Copy out each line in the material below that has the word "reporter".

Dataset items:

----------------------------------------

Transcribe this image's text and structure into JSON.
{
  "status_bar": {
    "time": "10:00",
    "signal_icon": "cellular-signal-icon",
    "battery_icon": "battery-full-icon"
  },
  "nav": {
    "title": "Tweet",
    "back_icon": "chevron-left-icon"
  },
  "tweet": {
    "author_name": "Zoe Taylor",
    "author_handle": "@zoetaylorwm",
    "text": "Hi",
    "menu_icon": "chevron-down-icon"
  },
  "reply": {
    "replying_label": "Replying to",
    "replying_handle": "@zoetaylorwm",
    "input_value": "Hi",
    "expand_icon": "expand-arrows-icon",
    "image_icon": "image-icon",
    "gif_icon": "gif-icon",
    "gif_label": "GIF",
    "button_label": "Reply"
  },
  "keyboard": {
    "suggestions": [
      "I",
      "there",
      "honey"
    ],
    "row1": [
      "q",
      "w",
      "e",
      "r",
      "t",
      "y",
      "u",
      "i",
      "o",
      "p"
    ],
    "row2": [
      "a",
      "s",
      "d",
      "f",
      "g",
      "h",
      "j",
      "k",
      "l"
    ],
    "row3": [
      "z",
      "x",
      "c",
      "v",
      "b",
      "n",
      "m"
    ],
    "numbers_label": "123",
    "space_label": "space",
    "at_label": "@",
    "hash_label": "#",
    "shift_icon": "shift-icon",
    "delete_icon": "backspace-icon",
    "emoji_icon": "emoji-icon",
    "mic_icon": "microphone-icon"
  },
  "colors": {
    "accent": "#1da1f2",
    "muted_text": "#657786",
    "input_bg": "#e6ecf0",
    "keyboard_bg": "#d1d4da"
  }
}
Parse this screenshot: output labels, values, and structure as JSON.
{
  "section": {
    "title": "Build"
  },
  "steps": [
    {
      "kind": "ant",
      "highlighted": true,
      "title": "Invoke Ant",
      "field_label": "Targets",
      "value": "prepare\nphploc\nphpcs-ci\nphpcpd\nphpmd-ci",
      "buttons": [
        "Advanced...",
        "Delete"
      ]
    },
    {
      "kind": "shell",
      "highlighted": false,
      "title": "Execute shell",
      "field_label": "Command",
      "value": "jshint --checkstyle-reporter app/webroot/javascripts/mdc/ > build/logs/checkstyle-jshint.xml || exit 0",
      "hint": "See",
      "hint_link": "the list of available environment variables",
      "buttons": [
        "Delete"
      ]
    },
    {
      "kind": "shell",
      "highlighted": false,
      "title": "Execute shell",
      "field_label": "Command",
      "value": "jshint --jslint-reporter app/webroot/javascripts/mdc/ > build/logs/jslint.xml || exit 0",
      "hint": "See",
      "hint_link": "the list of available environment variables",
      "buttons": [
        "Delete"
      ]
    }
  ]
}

----------------------------------------

#### Answer to the task:
      "value": "jshint --checkstyle-reporter app/webroot/javascripts/mdc/ > build/logs/checkstyle-jshint.xml || exit 0",
      "value": "jshint --jslint-reporter app/webroot/javascripts/mdc/ > build/logs/jslint.xml || exit 0",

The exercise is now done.